Aim » List each line in which the string "Family" appears.

Data provided »
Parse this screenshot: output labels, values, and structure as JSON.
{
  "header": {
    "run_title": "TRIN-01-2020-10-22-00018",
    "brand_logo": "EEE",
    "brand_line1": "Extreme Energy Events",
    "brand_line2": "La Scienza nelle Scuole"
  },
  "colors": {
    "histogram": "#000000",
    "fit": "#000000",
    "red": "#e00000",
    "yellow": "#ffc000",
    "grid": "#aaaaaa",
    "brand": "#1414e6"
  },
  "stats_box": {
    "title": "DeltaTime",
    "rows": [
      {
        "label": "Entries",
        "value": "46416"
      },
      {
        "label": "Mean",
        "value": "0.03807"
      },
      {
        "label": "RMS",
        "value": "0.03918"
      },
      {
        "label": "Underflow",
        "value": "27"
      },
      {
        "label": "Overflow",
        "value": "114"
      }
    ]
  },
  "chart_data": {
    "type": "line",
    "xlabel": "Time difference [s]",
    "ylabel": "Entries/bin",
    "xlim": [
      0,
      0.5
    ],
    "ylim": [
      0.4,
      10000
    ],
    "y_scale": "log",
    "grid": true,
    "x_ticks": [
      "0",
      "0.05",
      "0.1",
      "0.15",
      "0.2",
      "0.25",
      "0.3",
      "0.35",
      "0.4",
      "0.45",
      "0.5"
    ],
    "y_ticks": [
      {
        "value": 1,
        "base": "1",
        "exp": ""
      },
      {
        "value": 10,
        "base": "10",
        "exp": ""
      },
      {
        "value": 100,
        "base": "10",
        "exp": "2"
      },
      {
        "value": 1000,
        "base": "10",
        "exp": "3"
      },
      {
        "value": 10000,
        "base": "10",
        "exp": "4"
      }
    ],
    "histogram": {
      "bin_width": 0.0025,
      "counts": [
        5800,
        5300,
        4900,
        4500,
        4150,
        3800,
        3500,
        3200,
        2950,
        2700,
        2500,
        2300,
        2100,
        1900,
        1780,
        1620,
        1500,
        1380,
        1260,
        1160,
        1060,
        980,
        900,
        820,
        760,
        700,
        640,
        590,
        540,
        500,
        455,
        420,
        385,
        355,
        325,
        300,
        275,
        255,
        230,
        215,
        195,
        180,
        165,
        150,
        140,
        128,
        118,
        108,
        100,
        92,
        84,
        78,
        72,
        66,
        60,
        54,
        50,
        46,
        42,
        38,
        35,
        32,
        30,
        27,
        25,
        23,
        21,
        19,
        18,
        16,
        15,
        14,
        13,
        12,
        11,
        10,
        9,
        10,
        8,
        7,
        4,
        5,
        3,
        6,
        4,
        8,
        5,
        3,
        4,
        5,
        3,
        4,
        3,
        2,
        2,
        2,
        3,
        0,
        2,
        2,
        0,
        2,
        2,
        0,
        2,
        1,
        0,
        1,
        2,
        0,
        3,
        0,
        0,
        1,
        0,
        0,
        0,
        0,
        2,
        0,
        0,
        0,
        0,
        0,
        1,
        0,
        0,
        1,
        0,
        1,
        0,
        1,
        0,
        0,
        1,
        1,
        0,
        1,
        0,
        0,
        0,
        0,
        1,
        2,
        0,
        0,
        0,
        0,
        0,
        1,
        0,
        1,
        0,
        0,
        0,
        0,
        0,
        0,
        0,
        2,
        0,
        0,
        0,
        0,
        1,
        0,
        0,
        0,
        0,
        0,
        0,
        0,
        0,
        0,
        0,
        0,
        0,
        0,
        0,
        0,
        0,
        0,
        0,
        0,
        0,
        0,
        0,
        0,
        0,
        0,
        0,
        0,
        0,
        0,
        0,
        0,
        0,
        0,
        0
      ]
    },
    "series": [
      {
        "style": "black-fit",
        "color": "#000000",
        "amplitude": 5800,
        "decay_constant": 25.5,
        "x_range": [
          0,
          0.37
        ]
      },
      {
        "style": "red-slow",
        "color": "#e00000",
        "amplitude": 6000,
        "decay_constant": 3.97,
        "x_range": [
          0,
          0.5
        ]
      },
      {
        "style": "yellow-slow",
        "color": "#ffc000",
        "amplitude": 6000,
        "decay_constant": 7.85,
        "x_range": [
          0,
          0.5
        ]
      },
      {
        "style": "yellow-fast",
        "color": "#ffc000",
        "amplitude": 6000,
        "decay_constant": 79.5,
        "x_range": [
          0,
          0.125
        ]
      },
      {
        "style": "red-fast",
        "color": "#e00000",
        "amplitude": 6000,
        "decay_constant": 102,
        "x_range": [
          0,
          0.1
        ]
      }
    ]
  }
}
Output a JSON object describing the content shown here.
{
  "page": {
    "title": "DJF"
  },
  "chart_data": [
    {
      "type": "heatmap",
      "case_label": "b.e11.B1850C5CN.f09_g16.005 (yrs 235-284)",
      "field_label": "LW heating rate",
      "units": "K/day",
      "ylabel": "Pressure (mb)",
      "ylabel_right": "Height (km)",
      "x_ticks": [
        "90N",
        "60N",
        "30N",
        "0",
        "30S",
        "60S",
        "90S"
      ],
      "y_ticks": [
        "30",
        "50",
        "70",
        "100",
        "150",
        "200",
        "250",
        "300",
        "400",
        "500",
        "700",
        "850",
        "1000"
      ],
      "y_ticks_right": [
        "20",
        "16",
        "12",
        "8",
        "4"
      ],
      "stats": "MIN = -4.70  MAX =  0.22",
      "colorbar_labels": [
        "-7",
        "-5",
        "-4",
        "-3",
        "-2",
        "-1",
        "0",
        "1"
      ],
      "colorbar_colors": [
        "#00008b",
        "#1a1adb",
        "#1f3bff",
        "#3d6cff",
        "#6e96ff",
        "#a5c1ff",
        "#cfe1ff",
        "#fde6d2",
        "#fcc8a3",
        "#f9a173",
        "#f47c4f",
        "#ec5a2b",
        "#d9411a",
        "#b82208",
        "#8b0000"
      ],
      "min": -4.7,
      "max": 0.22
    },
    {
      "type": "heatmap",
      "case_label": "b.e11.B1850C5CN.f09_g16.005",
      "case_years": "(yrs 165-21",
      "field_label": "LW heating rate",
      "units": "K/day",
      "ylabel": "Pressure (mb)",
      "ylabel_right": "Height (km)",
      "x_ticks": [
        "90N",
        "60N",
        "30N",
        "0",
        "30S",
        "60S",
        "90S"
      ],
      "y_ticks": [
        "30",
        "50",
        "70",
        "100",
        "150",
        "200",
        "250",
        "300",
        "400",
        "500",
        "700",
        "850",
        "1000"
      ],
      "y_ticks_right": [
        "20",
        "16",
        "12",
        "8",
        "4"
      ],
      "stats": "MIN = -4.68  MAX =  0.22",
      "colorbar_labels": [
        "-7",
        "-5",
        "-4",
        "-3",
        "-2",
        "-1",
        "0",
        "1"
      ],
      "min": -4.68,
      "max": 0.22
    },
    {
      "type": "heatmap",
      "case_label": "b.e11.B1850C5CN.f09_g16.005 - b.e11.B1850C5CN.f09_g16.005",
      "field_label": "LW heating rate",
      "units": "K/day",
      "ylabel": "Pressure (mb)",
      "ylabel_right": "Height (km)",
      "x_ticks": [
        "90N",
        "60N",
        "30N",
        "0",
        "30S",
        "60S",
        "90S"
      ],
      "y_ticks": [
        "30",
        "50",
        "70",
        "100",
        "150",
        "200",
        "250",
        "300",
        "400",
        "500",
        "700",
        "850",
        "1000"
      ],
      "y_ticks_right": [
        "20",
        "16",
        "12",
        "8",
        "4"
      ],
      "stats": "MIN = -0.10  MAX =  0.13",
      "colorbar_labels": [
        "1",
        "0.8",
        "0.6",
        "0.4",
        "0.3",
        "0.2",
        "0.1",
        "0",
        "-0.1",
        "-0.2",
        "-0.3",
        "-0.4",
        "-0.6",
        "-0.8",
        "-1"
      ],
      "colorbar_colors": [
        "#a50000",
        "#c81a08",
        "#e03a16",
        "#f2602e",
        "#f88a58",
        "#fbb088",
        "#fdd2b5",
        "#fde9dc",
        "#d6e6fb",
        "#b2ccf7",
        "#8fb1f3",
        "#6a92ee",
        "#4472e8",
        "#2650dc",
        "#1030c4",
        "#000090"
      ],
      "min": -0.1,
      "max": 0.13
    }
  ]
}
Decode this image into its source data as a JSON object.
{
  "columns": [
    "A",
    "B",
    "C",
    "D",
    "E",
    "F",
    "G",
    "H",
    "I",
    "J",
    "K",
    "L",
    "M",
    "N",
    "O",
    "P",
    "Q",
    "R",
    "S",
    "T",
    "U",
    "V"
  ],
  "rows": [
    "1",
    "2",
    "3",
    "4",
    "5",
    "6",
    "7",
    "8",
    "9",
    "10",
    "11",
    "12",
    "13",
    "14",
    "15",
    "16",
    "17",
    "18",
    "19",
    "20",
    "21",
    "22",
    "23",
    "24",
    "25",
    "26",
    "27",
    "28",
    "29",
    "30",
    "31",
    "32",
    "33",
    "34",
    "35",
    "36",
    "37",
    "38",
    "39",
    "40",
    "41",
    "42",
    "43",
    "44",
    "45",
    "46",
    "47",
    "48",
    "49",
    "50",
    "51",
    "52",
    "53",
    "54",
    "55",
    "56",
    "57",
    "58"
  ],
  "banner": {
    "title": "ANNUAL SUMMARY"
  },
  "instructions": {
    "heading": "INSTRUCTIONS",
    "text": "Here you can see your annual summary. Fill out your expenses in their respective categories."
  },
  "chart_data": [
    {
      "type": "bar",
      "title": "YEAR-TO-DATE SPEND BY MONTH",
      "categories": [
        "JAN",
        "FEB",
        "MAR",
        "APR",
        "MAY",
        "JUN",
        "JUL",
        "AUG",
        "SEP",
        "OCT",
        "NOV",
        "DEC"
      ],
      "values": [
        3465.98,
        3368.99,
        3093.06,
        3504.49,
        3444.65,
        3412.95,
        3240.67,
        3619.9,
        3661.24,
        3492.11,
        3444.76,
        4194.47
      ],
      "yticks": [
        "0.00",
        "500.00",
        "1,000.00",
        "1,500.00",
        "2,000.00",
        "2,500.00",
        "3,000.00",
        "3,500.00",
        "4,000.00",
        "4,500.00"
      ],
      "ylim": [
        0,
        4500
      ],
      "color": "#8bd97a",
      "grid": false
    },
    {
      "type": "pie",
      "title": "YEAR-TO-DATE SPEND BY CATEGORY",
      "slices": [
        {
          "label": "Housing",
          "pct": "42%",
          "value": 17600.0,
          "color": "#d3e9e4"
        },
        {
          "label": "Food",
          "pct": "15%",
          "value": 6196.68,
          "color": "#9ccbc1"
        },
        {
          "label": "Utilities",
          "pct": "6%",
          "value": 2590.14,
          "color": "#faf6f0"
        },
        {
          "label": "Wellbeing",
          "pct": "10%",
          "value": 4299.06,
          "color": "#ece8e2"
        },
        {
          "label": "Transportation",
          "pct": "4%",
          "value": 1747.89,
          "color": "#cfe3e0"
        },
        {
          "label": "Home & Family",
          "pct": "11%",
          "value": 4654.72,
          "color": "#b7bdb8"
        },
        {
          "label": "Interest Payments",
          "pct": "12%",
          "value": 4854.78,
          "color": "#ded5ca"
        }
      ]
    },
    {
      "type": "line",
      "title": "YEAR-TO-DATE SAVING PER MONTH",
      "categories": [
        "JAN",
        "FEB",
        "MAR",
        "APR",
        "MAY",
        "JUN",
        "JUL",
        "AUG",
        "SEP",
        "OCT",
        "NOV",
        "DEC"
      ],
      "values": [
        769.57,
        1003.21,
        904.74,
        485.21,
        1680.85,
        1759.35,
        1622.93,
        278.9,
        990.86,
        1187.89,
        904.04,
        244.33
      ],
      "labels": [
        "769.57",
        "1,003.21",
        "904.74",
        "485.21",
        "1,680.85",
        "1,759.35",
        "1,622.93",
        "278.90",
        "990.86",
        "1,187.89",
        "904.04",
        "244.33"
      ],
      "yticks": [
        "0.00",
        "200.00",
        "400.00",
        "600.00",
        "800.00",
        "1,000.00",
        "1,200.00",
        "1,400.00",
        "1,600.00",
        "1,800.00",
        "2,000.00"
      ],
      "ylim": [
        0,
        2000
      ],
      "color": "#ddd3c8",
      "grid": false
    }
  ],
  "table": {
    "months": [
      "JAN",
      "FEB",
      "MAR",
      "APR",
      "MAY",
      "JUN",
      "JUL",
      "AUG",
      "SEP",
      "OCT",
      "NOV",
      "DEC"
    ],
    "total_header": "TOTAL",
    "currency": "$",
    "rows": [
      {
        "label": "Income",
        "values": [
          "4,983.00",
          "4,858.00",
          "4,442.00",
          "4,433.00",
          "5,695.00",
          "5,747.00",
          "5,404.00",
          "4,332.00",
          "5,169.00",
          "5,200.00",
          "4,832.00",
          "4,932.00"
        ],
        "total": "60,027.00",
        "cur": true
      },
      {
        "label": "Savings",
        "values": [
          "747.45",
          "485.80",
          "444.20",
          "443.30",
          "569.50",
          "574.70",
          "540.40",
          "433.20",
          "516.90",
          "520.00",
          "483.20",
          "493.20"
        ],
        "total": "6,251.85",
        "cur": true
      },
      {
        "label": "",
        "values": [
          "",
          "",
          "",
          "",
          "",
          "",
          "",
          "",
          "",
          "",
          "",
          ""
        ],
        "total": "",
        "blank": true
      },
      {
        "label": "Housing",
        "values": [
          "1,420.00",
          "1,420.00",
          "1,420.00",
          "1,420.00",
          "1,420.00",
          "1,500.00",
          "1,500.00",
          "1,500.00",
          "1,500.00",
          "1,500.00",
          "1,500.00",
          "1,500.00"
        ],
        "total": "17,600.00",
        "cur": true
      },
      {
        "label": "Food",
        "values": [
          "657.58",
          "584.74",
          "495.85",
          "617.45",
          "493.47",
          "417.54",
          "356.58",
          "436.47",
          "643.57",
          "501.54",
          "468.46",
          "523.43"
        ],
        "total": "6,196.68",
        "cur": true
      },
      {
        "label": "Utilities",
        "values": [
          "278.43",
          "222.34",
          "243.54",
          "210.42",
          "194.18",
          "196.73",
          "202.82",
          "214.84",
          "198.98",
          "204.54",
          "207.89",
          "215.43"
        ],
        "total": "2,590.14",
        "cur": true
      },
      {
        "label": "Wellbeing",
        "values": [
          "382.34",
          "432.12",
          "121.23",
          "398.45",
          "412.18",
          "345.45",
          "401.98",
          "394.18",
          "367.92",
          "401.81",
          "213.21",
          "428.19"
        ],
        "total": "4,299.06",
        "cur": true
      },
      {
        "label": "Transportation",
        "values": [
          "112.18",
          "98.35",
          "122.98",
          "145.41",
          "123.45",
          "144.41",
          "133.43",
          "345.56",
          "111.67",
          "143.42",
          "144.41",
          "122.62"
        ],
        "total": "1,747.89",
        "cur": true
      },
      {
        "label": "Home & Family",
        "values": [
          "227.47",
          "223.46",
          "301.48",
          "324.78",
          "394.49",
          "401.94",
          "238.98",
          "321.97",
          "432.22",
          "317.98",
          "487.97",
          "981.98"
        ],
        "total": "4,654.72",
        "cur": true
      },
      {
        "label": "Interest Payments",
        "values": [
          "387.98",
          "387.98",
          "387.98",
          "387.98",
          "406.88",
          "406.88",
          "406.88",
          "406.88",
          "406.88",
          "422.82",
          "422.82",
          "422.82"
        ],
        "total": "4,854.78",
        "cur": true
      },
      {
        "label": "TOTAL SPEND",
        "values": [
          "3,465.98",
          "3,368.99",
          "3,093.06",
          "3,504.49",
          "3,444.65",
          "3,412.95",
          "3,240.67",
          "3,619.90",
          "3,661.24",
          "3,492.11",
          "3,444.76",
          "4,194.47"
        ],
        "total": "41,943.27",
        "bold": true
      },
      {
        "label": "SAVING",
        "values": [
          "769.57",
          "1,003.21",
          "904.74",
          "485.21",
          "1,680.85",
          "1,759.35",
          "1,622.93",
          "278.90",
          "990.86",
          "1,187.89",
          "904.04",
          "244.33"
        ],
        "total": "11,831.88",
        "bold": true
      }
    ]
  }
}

Written answer »
          "label": "Home & Family",
        "label": "Home & Family",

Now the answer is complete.